* Instructions for the task
Reproduce all of the records exactly.

* Dataset rows

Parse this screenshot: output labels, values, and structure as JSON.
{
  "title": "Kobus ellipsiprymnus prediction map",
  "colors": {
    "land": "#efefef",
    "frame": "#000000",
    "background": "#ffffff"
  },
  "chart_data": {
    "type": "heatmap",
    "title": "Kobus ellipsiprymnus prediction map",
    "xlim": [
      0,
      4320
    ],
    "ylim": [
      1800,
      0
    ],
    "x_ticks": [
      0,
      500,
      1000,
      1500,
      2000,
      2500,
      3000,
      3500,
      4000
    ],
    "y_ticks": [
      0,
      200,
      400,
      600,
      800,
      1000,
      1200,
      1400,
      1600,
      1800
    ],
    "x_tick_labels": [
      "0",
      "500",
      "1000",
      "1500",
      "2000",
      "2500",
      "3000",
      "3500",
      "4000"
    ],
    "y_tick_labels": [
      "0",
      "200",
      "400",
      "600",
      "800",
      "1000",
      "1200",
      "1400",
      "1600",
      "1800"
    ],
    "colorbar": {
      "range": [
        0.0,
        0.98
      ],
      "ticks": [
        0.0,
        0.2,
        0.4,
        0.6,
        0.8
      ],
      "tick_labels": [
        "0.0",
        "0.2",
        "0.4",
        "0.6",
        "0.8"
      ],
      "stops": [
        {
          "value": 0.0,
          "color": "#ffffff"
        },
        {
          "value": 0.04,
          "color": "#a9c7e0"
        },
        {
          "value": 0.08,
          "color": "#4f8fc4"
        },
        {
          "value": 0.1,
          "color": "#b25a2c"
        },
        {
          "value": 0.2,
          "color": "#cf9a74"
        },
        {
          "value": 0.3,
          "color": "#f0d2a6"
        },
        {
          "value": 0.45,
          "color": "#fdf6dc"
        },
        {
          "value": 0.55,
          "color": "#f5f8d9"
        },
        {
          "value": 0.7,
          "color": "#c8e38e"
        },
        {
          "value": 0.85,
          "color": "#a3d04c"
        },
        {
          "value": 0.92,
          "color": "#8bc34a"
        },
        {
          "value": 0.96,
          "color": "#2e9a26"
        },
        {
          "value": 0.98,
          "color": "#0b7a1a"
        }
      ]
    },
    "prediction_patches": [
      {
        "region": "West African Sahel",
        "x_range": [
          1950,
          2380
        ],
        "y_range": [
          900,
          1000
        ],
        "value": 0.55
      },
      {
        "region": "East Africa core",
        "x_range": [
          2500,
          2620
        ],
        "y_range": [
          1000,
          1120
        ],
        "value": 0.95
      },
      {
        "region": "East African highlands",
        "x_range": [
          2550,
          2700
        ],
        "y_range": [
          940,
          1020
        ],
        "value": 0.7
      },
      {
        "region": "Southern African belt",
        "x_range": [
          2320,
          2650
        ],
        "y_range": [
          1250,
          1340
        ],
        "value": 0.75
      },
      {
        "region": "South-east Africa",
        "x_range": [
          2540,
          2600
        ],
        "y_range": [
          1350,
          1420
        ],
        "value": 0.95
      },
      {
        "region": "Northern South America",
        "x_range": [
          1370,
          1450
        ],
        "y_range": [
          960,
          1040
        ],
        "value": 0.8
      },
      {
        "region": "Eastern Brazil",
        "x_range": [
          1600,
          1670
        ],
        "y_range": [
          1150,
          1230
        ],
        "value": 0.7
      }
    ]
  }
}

* Response
Parse this screenshot: output labels, values, and structure as JSON.
{
  "title": "Kobus ellipsiprymnus prediction map",
  "colors": {
    "land": "#efefef",
    "frame": "#000000",
    "background": "#ffffff"
  },
  "chart_data": {
    "type": "heatmap",
    "title": "Kobus ellipsiprymnus prediction map",
    "xlim": [
      0,
      4320
    ],
    "ylim": [
      1800,
      0
    ],
    "x_ticks": [
      0,
      500,
      1000,
      1500,
      2000,
      2500,
      3000,
      3500,
      4000
    ],
    "y_ticks": [
      0,
      200,
      400,
      600,
      800,
      1000,
      1200,
      1400,
      1600,
      1800
    ],
    "x_tick_labels": [
      "0",
      "500",
      "1000",
      "1500",
      "2000",
      "2500",
      "3000",
      "3500",
      "4000"
    ],
    "y_tick_labels": [
      "0",
      "200",
      "400",
      "600",
      "800",
      "1000",
      "1200",
      "1400",
      "1600",
      "1800"
    ],
    "colorbar": {
      "range": [
        0.0,
        0.98
      ],
      "ticks": [
        0.0,
        0.2,
        0.4,
        0.6,
        0.8
      ],
      "tick_labels": [
        "0.0",
        "0.2",
        "0.4",
        "0.6",
        "0.8"
      ],
      "stops": [
        {
          "value": 0.0,
          "color": "#ffffff"
        },
        {
          "value": 0.04,
          "color": "#a9c7e0"
        },
        {
          "value": 0.08,
          "color": "#4f8fc4"
        },
        {
          "value": 0.1,
          "color": "#b25a2c"
        },
        {
          "value": 0.2,
          "color": "#cf9a74"
        },
        {
          "value": 0.3,
          "color": "#f0d2a6"
        },
        {
          "value": 0.45,
          "color": "#fdf6dc"
        },
        {
          "value": 0.55,
          "color": "#f5f8d9"
        },
        {
          "value": 0.7,
          "color": "#c8e38e"
        },
        {
          "value": 0.85,
          "color": "#a3d04c"
        },
        {
          "value": 0.92,
          "color": "#8bc34a"
        },
        {
          "value": 0.96,
          "color": "#2e9a26"
        },
        {
          "value": 0.98,
          "color": "#0b7a1a"
        }
      ]
    },
    "prediction_patches": [
      {
        "region": "West African Sahel",
        "x_range": [
          1950,
          2380
        ],
        "y_range": [
          900,
          1000
        ],
        "value": 0.55
      },
      {
        "region": "East Africa core",
        "x_range": [
          2500,
          2620
        ],
        "y_range": [
          1000,
          1120
        ],
        "value": 0.95
      },
      {
        "region": "East African highlands",
        "x_range": [
          2550,
          2700
        ],
        "y_range": [
          940,
          1020
        ],
        "value": 0.7
      },
      {
        "region": "Southern African belt",
        "x_range": [
          2320,
          2650
        ],
        "y_range": [
          1250,
          1340
        ],
        "value": 0.75
      },
      {
        "region": "South-east Africa",
        "x_range": [
          2540,
          2600
        ],
        "y_range": [
          1350,
          1420
        ],
        "value": 0.95
      },
      {
        "region": "Northern South America",
        "x_range": [
          1370,
          1450
        ],
        "y_range": [
          960,
          1040
        ],
        "value": 0.8
      },
      {
        "region": "Eastern Brazil",
        "x_range": [
          1600,
          1670
        ],
        "y_range": [
          1150,
          1230
        ],
        "value": 0.7
      }
    ]
  }
}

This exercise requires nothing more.